• YOUR TASK: All of the material below is to be repeated exactly.

○ ○ ○

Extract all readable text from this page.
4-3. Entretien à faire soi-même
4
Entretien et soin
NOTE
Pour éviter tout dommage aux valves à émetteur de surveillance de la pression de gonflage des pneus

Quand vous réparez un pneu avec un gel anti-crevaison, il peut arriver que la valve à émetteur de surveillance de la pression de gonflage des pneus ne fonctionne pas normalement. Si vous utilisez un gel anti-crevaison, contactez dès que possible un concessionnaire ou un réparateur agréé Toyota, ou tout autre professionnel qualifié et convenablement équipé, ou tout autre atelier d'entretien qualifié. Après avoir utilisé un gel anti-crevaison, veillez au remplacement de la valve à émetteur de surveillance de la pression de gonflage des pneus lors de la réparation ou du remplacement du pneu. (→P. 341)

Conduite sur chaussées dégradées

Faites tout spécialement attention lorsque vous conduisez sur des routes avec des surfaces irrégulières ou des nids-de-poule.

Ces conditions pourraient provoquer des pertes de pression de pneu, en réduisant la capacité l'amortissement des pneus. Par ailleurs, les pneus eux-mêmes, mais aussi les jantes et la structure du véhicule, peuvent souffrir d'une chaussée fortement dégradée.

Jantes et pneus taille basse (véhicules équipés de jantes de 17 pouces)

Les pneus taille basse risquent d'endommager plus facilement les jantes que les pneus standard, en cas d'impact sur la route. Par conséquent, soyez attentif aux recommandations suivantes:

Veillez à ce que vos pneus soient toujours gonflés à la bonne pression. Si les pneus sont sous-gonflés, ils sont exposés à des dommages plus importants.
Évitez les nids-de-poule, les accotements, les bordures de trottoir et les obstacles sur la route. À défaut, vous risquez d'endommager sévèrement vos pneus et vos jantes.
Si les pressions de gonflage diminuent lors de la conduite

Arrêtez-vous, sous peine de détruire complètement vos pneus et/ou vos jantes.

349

○ ○ ○

• SOLUTION FOR THIS EXERCISE:
Extract all readable text from this page.
4-3. Entretien à faire soi-même
4
Entretien et soin
NOTE
Pour éviter tout dommage aux valves à émetteur de surveillance de la pression de gonflage des pneus

Quand vous réparez un pneu avec un gel anti-crevaison, il peut arriver que la valve à émetteur de surveillance de la pression de gonflage des pneus ne fonctionne pas normalement. Si vous utilisez un gel anti-crevaison, contactez dès que possible un concessionnaire ou un réparateur agréé Toyota, ou tout autre professionnel qualifié et convenablement équipé, ou tout autre atelier d'entretien qualifié. Après avoir utilisé un gel anti-crevaison, veillez au remplacement de la valve à émetteur de surveillance de la pression de gonflage des pneus lors de la réparation ou du remplacement du pneu. (→P. 341)

Conduite sur chaussées dégradées

Faites tout spécialement attention lorsque vous conduisez sur des routes avec des surfaces irrégulières ou des nids-de-poule.

Ces conditions pourraient provoquer des pertes de pression de pneu, en réduisant la capacité l'amortissement des pneus. Par ailleurs, les pneus eux-mêmes, mais aussi les jantes et la structure du véhicule, peuvent souffrir d'une chaussée fortement dégradée.

Jantes et pneus taille basse (véhicules équipés de jantes de 17 pouces)

Les pneus taille basse risquent d'endommager plus facilement les jantes que les pneus standard, en cas d'impact sur la route. Par conséquent, soyez attentif aux recommandations suivantes:

Veillez à ce que vos pneus soient toujours gonflés à la bonne pression. Si les pneus sont sous-gonflés, ils sont exposés à des dommages plus importants.
Évitez les nids-de-poule, les accotements, les bordures de trottoir et les obstacles sur la route. À défaut, vous risquez d'endommager sévèrement vos pneus et vos jantes.
Si les pressions de gonflage diminuent lors de la conduite

Arrêtez-vous, sous peine de détruire complètement vos pneus et/ou vos jantes.

349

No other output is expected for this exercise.